─── Material for this task ───

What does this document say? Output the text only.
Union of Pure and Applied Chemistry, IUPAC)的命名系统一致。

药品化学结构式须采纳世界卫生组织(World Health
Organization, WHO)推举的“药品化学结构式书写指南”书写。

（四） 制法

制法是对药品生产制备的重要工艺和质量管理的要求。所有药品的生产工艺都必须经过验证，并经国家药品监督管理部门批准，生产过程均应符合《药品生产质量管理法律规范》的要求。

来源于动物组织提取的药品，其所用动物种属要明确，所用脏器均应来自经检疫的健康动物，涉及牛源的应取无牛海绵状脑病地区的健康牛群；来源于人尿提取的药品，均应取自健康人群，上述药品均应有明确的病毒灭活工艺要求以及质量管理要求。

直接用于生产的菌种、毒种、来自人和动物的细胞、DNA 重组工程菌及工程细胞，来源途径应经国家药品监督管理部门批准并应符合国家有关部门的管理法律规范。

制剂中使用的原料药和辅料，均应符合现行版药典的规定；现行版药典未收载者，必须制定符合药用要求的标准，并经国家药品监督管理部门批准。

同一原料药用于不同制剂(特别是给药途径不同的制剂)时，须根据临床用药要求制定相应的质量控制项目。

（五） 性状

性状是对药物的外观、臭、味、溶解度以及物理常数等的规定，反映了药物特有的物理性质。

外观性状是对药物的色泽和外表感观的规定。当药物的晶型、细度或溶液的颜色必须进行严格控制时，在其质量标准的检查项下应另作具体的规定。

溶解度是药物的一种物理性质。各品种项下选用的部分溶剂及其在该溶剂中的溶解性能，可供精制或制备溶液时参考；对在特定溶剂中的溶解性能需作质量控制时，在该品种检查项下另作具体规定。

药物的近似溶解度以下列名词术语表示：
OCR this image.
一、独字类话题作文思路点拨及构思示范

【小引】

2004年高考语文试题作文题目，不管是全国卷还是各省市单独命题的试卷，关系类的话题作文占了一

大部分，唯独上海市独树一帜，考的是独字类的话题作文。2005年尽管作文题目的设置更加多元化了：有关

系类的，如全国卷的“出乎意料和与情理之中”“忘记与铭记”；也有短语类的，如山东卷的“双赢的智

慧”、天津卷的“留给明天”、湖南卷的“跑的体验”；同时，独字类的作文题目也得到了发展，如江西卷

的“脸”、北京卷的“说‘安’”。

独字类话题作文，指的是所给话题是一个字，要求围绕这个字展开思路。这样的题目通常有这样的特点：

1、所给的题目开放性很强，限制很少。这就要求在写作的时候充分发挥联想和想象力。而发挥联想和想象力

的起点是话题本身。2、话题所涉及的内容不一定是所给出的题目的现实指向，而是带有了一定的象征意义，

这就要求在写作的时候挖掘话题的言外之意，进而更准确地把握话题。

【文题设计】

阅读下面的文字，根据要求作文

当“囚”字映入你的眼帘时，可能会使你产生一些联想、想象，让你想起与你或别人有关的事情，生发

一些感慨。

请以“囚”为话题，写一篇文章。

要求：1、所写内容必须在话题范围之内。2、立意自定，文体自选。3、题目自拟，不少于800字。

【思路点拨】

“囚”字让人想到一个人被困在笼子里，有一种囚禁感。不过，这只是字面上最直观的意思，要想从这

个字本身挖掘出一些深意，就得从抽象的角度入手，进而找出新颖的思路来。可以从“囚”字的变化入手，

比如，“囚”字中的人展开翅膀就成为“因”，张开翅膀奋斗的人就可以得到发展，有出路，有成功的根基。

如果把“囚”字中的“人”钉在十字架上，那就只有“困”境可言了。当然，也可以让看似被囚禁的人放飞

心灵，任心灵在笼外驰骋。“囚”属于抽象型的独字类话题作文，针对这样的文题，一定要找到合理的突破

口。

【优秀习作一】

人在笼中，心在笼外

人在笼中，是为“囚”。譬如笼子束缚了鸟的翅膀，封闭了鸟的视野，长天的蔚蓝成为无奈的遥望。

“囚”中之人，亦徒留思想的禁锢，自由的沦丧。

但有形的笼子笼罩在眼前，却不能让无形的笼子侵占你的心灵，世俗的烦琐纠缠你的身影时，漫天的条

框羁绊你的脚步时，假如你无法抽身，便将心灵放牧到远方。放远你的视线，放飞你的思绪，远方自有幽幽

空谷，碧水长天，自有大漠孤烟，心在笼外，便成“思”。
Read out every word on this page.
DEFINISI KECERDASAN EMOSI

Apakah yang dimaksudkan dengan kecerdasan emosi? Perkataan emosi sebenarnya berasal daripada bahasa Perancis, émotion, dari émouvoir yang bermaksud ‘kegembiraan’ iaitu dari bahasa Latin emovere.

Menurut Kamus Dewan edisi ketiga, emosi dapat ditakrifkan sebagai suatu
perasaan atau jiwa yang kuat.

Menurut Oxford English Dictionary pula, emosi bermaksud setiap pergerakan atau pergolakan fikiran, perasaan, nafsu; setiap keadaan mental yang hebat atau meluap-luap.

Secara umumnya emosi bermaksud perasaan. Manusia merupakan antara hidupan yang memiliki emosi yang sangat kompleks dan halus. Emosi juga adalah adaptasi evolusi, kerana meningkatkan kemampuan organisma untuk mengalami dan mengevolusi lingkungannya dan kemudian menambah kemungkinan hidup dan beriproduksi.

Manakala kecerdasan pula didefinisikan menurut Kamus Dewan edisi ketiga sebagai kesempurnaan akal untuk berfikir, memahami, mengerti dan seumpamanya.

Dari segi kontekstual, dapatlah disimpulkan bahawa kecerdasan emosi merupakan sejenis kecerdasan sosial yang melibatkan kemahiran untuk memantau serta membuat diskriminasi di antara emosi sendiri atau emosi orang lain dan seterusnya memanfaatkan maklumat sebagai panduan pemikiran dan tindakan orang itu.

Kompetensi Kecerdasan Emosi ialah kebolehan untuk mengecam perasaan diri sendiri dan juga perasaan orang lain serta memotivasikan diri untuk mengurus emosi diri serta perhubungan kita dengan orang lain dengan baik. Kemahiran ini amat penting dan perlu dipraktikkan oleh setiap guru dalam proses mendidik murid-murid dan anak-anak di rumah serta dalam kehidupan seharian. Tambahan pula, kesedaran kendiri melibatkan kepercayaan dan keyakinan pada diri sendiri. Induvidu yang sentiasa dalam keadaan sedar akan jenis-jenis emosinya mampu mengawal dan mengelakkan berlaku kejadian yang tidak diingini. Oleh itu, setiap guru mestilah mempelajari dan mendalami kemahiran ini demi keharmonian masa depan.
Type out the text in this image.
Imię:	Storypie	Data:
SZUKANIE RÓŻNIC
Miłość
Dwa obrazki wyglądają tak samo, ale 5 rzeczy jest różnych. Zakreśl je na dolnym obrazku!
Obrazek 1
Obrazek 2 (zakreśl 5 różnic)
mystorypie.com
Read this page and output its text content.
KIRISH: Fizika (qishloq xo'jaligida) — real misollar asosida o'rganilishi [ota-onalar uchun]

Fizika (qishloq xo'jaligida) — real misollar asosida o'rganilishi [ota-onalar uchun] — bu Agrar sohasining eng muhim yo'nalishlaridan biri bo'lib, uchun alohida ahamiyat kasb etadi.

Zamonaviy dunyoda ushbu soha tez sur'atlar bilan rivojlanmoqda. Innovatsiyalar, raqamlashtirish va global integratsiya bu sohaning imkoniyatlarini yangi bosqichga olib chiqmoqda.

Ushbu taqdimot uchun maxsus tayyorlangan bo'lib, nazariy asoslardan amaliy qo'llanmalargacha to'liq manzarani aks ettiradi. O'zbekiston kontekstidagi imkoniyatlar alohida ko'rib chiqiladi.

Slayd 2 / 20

───

◆ Your objective ◆
Produce a verbatim transcription of the entries above.

◆ Exercise response ◆
What does this document say? Output the text only.
Union of Pure and Applied Chemistry, IUPAC)的命名系统一致。

药品化学结构式须采纳世界卫生组织(World Health
Organization, WHO)推举的“药品化学结构式书写指南”书写。

（四） 制法

制法是对药品生产制备的重要工艺和质量管理的要求。所有药品的生产工艺都必须经过验证，并经国家药品监督管理部门批准，生产过程均应符合《药品生产质量管理法律规范》的要求。

来源于动物组织提取的药品，其所用动物种属要明确，所用脏器均应来自经检疫的健康动物，涉及牛源的应取无牛海绵状脑病地区的健康牛群；来源于人尿提取的药品，均应取自健康人群，上述药品均应有明确的病毒灭活工艺要求以及质量管理要求。

直接用于生产的菌种、毒种、来自人和动物的细胞、DNA 重组工程菌及工程细胞，来源途径应经国家药品监督管理部门批准并应符合国家有关部门的管理法律规范。

制剂中使用的原料药和辅料，均应符合现行版药典的规定；现行版药典未收载者，必须制定符合药用要求的标准，并经国家药品监督管理部门批准。

同一原料药用于不同制剂(特别是给药途径不同的制剂)时，须根据临床用药要求制定相应的质量控制项目。

（五） 性状

性状是对药物的外观、臭、味、溶解度以及物理常数等的规定，反映了药物特有的物理性质。

外观性状是对药物的色泽和外表感观的规定。当药物的晶型、细度或溶液的颜色必须进行严格控制时，在其质量标准的检查项下应另作具体的规定。

溶解度是药物的一种物理性质。各品种项下选用的部分溶剂及其在该溶剂中的溶解性能，可供精制或制备溶液时参考；对在特定溶剂中的溶解性能需作质量控制时，在该品种检查项下另作具体规定。

药物的近似溶解度以下列名词术语表示：
OCR this image.
一、独字类话题作文思路点拨及构思示范

【小引】

2004年高考语文试题作文题目，不管是全国卷还是各省市单独命题的试卷，关系类的话题作文占了一

大部分，唯独上海市独树一帜，考的是独字类的话题作文。2005年尽管作文题目的设置更加多元化了：有关

系类的，如全国卷的“出乎意料和与情理之中”“忘记与铭记”；也有短语类的，如山东卷的“双赢的智

慧”、天津卷的“留给明天”、湖南卷的“跑的体验”；同时，独字类的作文题目也得到了发展，如江西卷

的“脸”、北京卷的“说‘安’”。

独字类话题作文，指的是所给话题是一个字，要求围绕这个字展开思路。这样的题目通常有这样的特点：

1、所给的题目开放性很强，限制很少。这就要求在写作的时候充分发挥联想和想象力。而发挥联想和想象力

的起点是话题本身。2、话题所涉及的内容不一定是所给出的题目的现实指向，而是带有了一定的象征意义，

这就要求在写作的时候挖掘话题的言外之意，进而更准确地把握话题。

【文题设计】

阅读下面的文字，根据要求作文

当“囚”字映入你的眼帘时，可能会使你产生一些联想、想象，让你想起与你或别人有关的事情，生发

一些感慨。

请以“囚”为话题，写一篇文章。

要求：1、所写内容必须在话题范围之内。2、立意自定，文体自选。3、题目自拟，不少于800字。

【思路点拨】

“囚”字让人想到一个人被困在笼子里，有一种囚禁感。不过，这只是字面上最直观的意思，要想从这

个字本身挖掘出一些深意，就得从抽象的角度入手，进而找出新颖的思路来。可以从“囚”字的变化入手，

比如，“囚”字中的人展开翅膀就成为“因”，张开翅膀奋斗的人就可以得到发展，有出路，有成功的根基。

如果把“囚”字中的“人”钉在十字架上，那就只有“困”境可言了。当然，也可以让看似被囚禁的人放飞

心灵，任心灵在笼外驰骋。“囚”属于抽象型的独字类话题作文，针对这样的文题，一定要找到合理的突破

口。

【优秀习作一】

人在笼中，心在笼外

人在笼中，是为“囚”。譬如笼子束缚了鸟的翅膀，封闭了鸟的视野，长天的蔚蓝成为无奈的遥望。

“囚”中之人，亦徒留思想的禁锢，自由的沦丧。

但有形的笼子笼罩在眼前，却不能让无形的笼子侵占你的心灵，世俗的烦琐纠缠你的身影时，漫天的条

框羁绊你的脚步时，假如你无法抽身，便将心灵放牧到远方。放远你的视线，放飞你的思绪，远方自有幽幽

空谷，碧水长天，自有大漠孤烟，心在笼外，便成“思”。
Read out every word on this page.
DEFINISI KECERDASAN EMOSI

Apakah yang dimaksudkan dengan kecerdasan emosi? Perkataan emosi sebenarnya berasal daripada bahasa Perancis, émotion, dari émouvoir yang bermaksud ‘kegembiraan’ iaitu dari bahasa Latin emovere.

Menurut Kamus Dewan edisi ketiga, emosi dapat ditakrifkan sebagai suatu
perasaan atau jiwa yang kuat.

Menurut Oxford English Dictionary pula, emosi bermaksud setiap pergerakan atau pergolakan fikiran, perasaan, nafsu; setiap keadaan mental yang hebat atau meluap-luap.

Secara umumnya emosi bermaksud perasaan. Manusia merupakan antara hidupan yang memiliki emosi yang sangat kompleks dan halus. Emosi juga adalah adaptasi evolusi, kerana meningkatkan kemampuan organisma untuk mengalami dan mengevolusi lingkungannya dan kemudian menambah kemungkinan hidup dan beriproduksi.

Manakala kecerdasan pula didefinisikan menurut Kamus Dewan edisi ketiga sebagai kesempurnaan akal untuk berfikir, memahami, mengerti dan seumpamanya.

Dari segi kontekstual, dapatlah disimpulkan bahawa kecerdasan emosi merupakan sejenis kecerdasan sosial yang melibatkan kemahiran untuk memantau serta membuat diskriminasi di antara emosi sendiri atau emosi orang lain dan seterusnya memanfaatkan maklumat sebagai panduan pemikiran dan tindakan orang itu.

Kompetensi Kecerdasan Emosi ialah kebolehan untuk mengecam perasaan diri sendiri dan juga perasaan orang lain serta memotivasikan diri untuk mengurus emosi diri serta perhubungan kita dengan orang lain dengan baik. Kemahiran ini amat penting dan perlu dipraktikkan oleh setiap guru dalam proses mendidik murid-murid dan anak-anak di rumah serta dalam kehidupan seharian. Tambahan pula, kesedaran kendiri melibatkan kepercayaan dan keyakinan pada diri sendiri. Induvidu yang sentiasa dalam keadaan sedar akan jenis-jenis emosinya mampu mengawal dan mengelakkan berlaku kejadian yang tidak diingini. Oleh itu, setiap guru mestilah mempelajari dan mendalami kemahiran ini demi keharmonian masa depan.
Type out the text in this image.
Imię:	Storypie	Data:
SZUKANIE RÓŻNIC
Miłość
Dwa obrazki wyglądają tak samo, ale 5 rzeczy jest różnych. Zakreśl je na dolnym obrazku!
Obrazek 1
Obrazek 2 (zakreśl 5 różnic)
mystorypie.com
Read this page and output its text content.
KIRISH: Fizika (qishloq xo'jaligida) — real misollar asosida o'rganilishi [ota-onalar uchun]

Fizika (qishloq xo'jaligida) — real misollar asosida o'rganilishi [ota-onalar uchun] — bu Agrar sohasining eng muhim yo'nalishlaridan biri bo'lib, uchun alohida ahamiyat kasb etadi.

Zamonaviy dunyoda ushbu soha tez sur'atlar bilan rivojlanmoqda. Innovatsiyalar, raqamlashtirish va global integratsiya bu sohaning imkoniyatlarini yangi bosqichga olib chiqmoqda.

Ushbu taqdimot uchun maxsus tayyorlangan bo'lib, nazariy asoslardan amaliy qo'llanmalargacha to'liq manzarani aks ettiradi. O'zbekiston kontekstidagi imkoniyatlar alohida ko'rib chiqiladi.

Slayd 2 / 20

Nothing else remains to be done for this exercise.